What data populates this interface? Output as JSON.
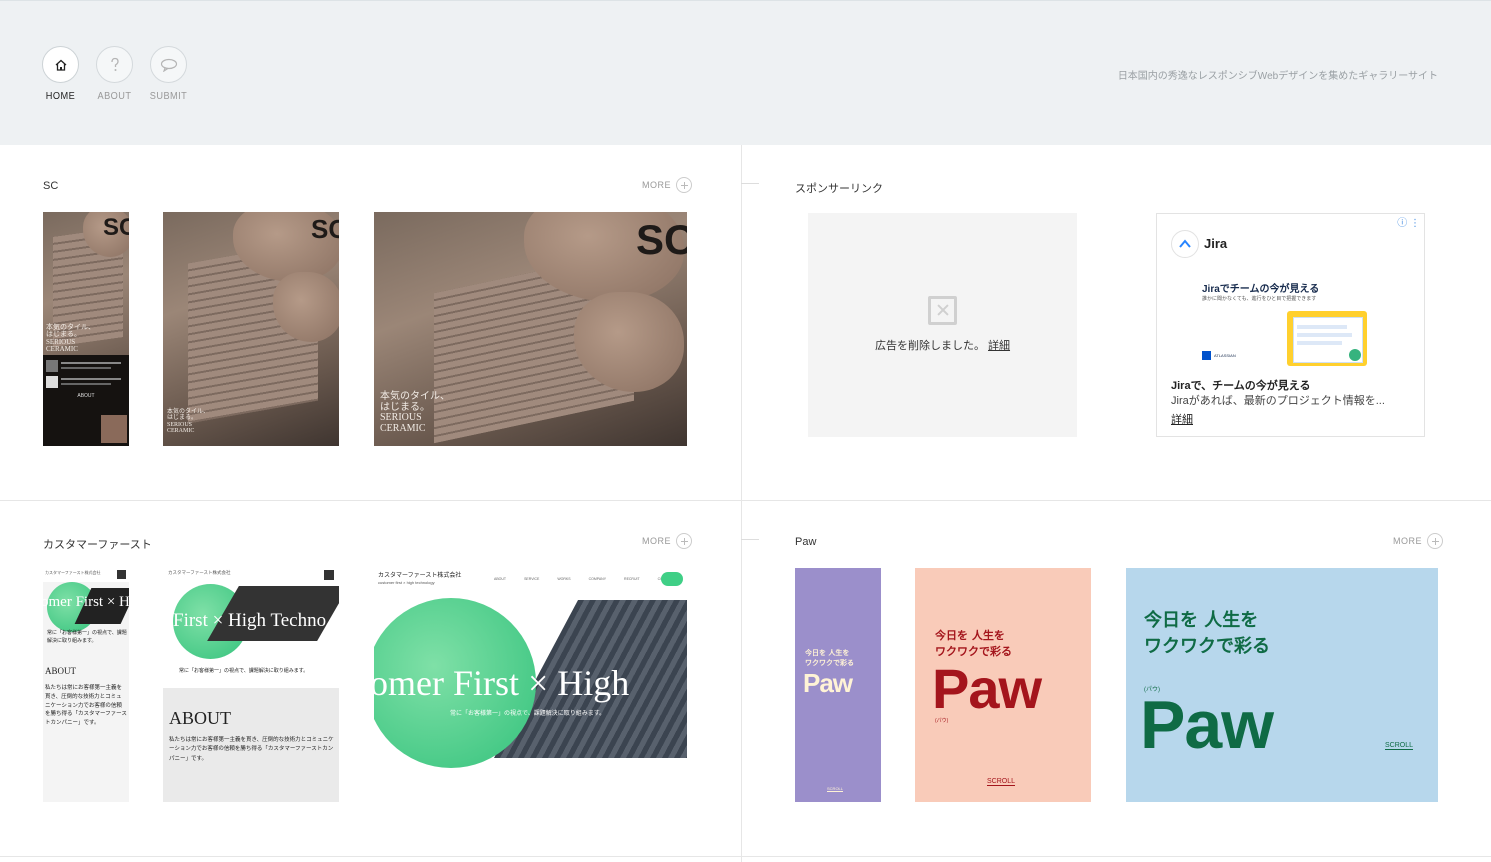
{
  "nav": {
    "items": [
      {
        "label": "HOME",
        "icon": "home-icon",
        "active": true
      },
      {
        "label": "ABOUT",
        "icon": "question-icon",
        "active": false
      },
      {
        "label": "SUBMIT",
        "icon": "speech-bubble-icon",
        "active": false
      }
    ],
    "tagline": "日本国内の秀逸なレスポンシブWebデザインを集めたギャラリーサイト"
  },
  "sections": {
    "sc": {
      "title": "SC",
      "more": "MORE",
      "copy": {
        "line1": "本気のタイル、",
        "line2": "はじまる。",
        "line3": "SERIOUS",
        "line4": "CERAMIC"
      },
      "logo": "SC",
      "about": "ABOUT"
    },
    "sponsor": {
      "title": "スポンサーリンク",
      "removed_message": "広告を削除しました。",
      "removed_link": "詳細",
      "jira": {
        "brand": "Jira",
        "headline_image": "Jiraでチームの今が見える",
        "subline_image": "誰かに聞かなくても、進行をひと目で把握できます",
        "atlassian": "ATLASSIAN",
        "title": "Jiraで、チームの今が見える",
        "body": "Jiraがあれば、最新のプロジェクト情報を...",
        "link": "詳細"
      }
    },
    "customer_first": {
      "title": "カスタマーファースト",
      "more": "MORE",
      "company": "カスタマーファースト株式会社",
      "company_en": "customer first × high technology",
      "hero_words": "omer First × High",
      "hero_words_tablet": "First × High Techno",
      "tagline": "常に「お客様第一」の視点で、課題解決に取り組みます。",
      "about": "ABOUT",
      "about_body": "私たちは常にお客様第一主義を貫き、圧倒的な技術力とコミュニケーション力でお客様の信頼を勝ち得る「カスタマーファーストカンパニー」です。",
      "nav_items": [
        "ABOUT",
        "SERVICE",
        "WORKS",
        "COMPANY",
        "RECRUIT",
        "CONTACT"
      ]
    },
    "paw": {
      "title": "Paw",
      "more": "MORE",
      "jp_line1": "今日を 人生を",
      "jp_line2": "ワクワクで彩る",
      "brand": "Paw",
      "kana": "(パウ)",
      "scroll": "SCROLL"
    }
  },
  "colors": {
    "header_bg": "#eef1f3",
    "paw_purple": "#9b8fcb",
    "paw_pink": "#f9cbb9",
    "paw_blue": "#b7d7ec",
    "paw_green": "#0f6b45",
    "paw_red": "#a4151c",
    "cf_green": "#3fcf86"
  }
}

+--

Directive:
Transcribe the records above exactly as they appear, leaving out any pictures.

Task result:
What data populates this interface? Output as JSON.
{
  "nav": {
    "items": [
      {
        "label": "HOME",
        "icon": "home-icon",
        "active": true
      },
      {
        "label": "ABOUT",
        "icon": "question-icon",
        "active": false
      },
      {
        "label": "SUBMIT",
        "icon": "speech-bubble-icon",
        "active": false
      }
    ],
    "tagline": "日本国内の秀逸なレスポンシブWebデザインを集めたギャラリーサイト"
  },
  "sections": {
    "sc": {
      "title": "SC",
      "more": "MORE",
      "copy": {
        "line1": "本気のタイル、",
        "line2": "はじまる。",
        "line3": "SERIOUS",
        "line4": "CERAMIC"
      },
      "logo": "SC",
      "about": "ABOUT"
    },
    "sponsor": {
      "title": "スポンサーリンク",
      "removed_message": "広告を削除しました。",
      "removed_link": "詳細",
      "jira": {
        "brand": "Jira",
        "headline_image": "Jiraでチームの今が見える",
        "subline_image": "誰かに聞かなくても、進行をひと目で把握できます",
        "atlassian": "ATLASSIAN",
        "title": "Jiraで、チームの今が見える",
        "body": "Jiraがあれば、最新のプロジェクト情報を...",
        "link": "詳細"
      }
    },
    "customer_first": {
      "title": "カスタマーファースト",
      "more": "MORE",
      "company": "カスタマーファースト株式会社",
      "company_en": "customer first × high technology",
      "hero_words": "omer First × High",
      "hero_words_tablet": "First × High Techno",
      "tagline": "常に「お客様第一」の視点で、課題解決に取り組みます。",
      "about": "ABOUT",
      "about_body": "私たちは常にお客様第一主義を貫き、圧倒的な技術力とコミュニケーション力でお客様の信頼を勝ち得る「カスタマーファーストカンパニー」です。",
      "nav_items": [
        "ABOUT",
        "SERVICE",
        "WORKS",
        "COMPANY",
        "RECRUIT",
        "CONTACT"
      ]
    },
    "paw": {
      "title": "Paw",
      "more": "MORE",
      "jp_line1": "今日を 人生を",
      "jp_line2": "ワクワクで彩る",
      "brand": "Paw",
      "kana": "(パウ)",
      "scroll": "SCROLL"
    }
  },
  "colors": {
    "header_bg": "#eef1f3",
    "paw_purple": "#9b8fcb",
    "paw_pink": "#f9cbb9",
    "paw_blue": "#b7d7ec",
    "paw_green": "#0f6b45",
    "paw_red": "#a4151c",
    "cf_green": "#3fcf86"
  }
}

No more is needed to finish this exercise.